**Written exercise**
Check each line of the listing below for the word "ylabel" and say how many lines have it. Nothing else should be written.
————
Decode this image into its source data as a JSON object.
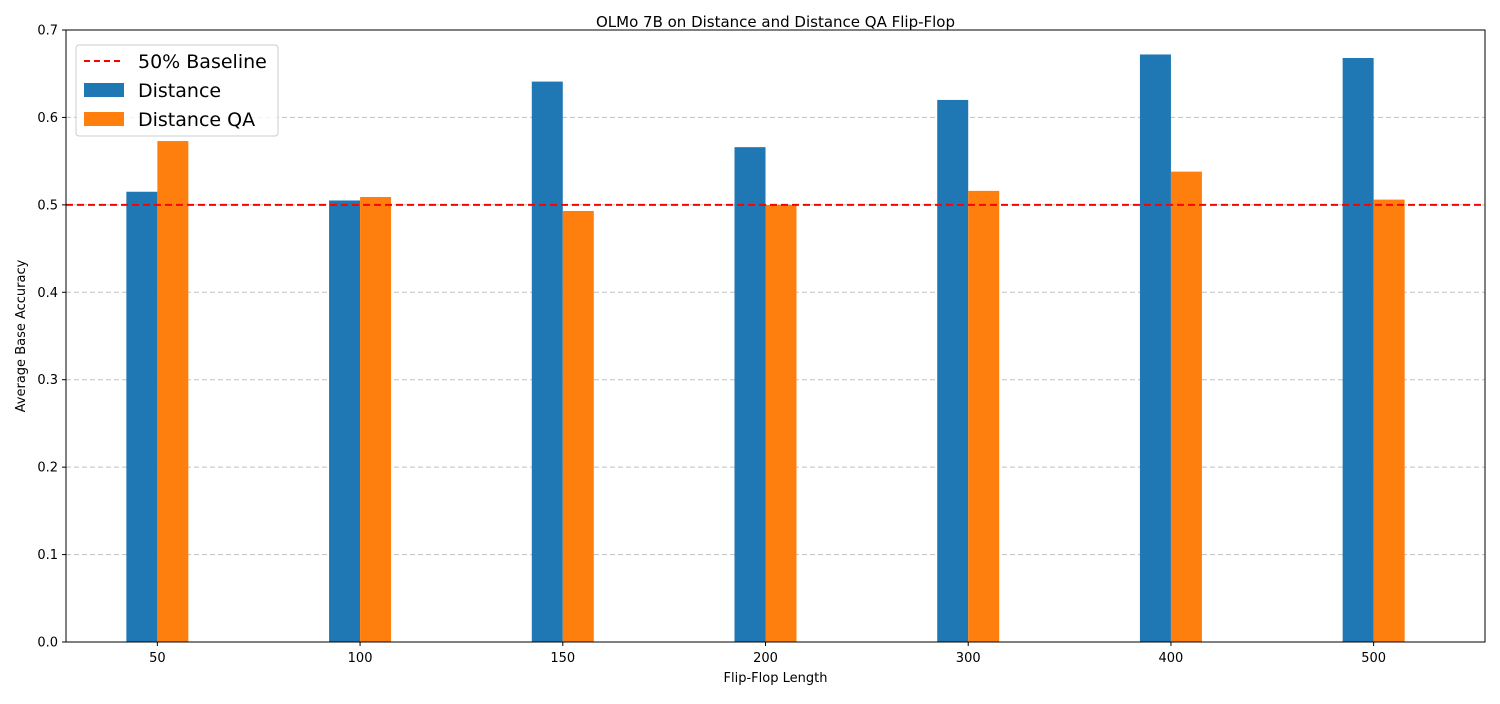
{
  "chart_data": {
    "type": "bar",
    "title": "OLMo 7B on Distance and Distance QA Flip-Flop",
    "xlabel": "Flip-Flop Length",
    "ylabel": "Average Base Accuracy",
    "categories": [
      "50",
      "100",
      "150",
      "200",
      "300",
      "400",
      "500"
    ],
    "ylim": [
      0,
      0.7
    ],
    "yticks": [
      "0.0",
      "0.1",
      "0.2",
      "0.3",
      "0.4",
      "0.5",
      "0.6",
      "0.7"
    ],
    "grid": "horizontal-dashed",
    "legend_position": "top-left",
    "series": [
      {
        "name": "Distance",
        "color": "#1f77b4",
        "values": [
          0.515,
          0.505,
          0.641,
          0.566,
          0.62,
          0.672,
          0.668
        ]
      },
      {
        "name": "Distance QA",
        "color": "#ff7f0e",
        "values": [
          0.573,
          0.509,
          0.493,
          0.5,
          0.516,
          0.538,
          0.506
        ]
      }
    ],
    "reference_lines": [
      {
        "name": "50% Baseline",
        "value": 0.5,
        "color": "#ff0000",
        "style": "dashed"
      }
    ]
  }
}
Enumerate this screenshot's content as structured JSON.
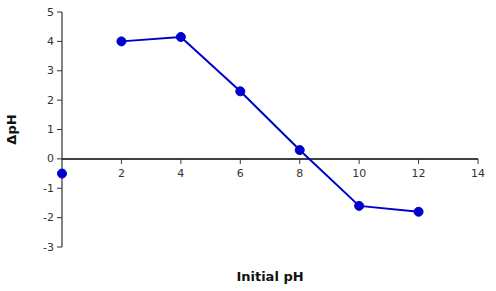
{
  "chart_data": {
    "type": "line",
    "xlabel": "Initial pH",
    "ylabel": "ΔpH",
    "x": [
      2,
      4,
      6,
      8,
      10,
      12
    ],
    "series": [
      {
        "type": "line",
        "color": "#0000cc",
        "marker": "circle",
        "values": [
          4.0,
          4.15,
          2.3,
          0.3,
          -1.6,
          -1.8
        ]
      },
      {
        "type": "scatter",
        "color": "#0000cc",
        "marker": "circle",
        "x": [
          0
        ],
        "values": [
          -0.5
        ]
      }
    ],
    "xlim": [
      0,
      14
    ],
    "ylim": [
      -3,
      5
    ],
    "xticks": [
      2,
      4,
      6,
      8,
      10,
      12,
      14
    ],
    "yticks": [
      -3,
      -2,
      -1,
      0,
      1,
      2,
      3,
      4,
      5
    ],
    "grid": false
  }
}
————
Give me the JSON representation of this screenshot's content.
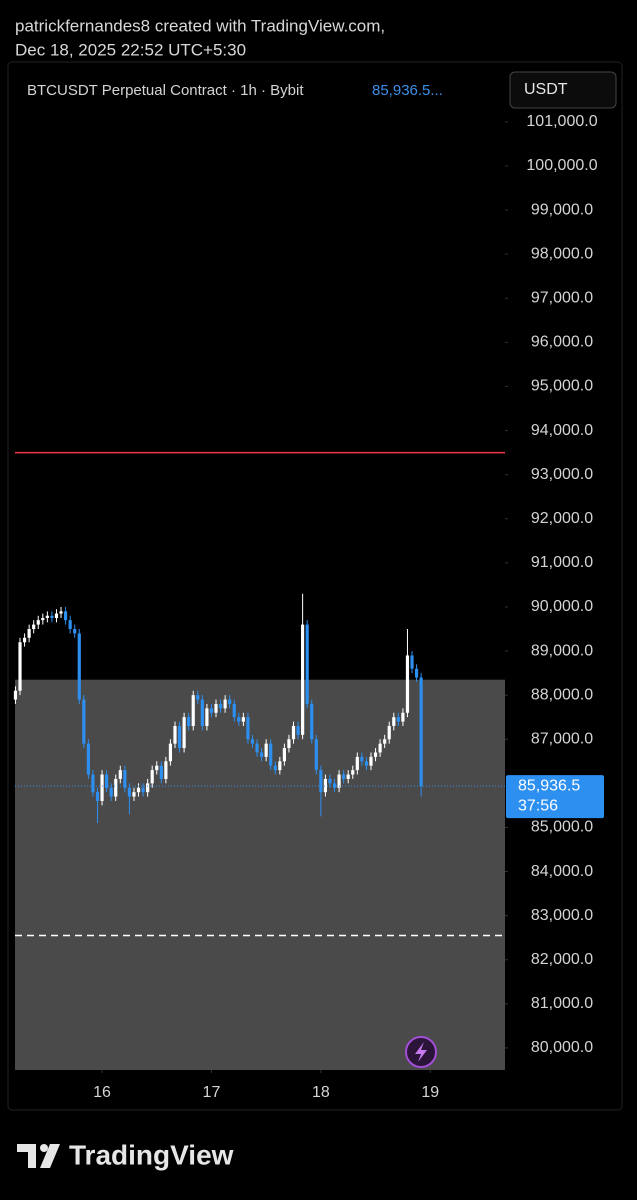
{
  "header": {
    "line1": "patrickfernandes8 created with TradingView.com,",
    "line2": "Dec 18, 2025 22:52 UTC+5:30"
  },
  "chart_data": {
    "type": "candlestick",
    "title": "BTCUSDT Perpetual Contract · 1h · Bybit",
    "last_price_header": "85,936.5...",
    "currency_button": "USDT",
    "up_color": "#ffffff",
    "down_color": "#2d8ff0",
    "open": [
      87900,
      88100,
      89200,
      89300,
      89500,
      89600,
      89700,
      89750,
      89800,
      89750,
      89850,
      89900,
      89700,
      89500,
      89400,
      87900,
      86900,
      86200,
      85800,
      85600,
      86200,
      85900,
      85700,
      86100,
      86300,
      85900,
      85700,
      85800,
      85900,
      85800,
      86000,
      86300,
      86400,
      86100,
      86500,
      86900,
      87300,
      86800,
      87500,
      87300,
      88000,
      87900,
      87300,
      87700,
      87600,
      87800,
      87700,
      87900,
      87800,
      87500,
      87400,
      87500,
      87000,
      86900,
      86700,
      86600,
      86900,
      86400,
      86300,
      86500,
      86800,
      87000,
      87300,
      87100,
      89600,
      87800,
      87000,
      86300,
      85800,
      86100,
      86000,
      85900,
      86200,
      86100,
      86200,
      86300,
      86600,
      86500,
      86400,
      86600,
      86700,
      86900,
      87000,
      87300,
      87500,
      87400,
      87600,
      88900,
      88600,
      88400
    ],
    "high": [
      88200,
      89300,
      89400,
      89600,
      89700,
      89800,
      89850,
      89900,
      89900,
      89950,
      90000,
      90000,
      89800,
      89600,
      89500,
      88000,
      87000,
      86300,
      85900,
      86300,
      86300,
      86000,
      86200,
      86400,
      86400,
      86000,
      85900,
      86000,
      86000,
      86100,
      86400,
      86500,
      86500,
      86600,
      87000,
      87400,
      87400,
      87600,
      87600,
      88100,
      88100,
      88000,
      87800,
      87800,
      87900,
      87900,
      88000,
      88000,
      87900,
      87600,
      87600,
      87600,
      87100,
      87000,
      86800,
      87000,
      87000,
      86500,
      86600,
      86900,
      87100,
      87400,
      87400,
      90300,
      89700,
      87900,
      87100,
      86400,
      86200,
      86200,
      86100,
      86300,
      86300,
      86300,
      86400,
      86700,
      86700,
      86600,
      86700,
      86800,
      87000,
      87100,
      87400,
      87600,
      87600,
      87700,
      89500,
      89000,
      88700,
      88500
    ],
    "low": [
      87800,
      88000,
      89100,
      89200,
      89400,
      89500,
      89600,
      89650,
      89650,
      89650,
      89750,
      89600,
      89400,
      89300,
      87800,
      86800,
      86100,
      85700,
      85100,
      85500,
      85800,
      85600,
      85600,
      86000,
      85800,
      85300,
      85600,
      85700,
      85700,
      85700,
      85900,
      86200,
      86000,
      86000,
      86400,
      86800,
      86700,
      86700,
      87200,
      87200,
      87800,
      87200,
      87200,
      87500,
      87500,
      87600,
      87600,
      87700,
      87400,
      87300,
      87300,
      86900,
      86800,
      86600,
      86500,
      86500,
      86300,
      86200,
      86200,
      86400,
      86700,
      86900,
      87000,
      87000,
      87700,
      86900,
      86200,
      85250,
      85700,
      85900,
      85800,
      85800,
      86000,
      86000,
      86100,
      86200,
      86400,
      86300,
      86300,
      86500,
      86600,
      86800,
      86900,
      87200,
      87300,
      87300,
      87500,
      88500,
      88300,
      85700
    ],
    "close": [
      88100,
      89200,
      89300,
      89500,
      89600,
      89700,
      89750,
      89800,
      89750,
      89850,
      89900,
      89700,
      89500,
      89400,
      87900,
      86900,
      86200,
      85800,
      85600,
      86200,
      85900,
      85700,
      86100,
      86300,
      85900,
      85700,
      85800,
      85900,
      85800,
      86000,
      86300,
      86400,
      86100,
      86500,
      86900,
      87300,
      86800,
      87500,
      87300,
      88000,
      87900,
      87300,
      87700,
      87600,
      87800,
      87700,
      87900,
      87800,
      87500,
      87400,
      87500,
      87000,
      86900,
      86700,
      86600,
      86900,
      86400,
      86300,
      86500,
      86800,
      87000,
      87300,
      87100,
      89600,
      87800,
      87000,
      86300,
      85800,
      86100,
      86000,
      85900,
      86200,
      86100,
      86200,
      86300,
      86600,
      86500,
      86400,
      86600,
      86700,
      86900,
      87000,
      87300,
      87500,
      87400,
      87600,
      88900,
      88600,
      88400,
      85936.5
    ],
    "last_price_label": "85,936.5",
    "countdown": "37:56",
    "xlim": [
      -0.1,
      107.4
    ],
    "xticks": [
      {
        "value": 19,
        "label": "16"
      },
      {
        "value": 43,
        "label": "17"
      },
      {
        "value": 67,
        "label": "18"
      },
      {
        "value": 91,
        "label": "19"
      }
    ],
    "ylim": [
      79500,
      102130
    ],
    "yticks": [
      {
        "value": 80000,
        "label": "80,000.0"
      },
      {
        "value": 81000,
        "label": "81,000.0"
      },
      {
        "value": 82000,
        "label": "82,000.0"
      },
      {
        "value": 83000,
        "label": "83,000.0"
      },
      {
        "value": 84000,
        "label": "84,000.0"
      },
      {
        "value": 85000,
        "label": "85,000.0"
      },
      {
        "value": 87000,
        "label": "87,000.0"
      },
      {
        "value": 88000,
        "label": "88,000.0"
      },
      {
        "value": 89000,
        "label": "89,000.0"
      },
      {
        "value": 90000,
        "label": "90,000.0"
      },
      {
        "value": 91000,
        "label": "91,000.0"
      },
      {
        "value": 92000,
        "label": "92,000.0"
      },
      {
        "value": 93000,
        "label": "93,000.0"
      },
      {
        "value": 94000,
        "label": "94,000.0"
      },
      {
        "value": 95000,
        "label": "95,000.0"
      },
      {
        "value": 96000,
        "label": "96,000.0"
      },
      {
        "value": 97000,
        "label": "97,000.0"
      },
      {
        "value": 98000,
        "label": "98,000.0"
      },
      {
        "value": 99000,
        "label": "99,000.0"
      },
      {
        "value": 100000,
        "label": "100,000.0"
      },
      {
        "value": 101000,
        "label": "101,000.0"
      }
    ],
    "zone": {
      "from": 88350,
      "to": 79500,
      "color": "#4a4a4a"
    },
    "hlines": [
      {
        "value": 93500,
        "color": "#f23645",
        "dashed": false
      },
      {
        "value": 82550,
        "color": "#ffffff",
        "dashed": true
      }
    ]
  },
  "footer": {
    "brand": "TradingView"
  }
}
————
**Output for this task**
2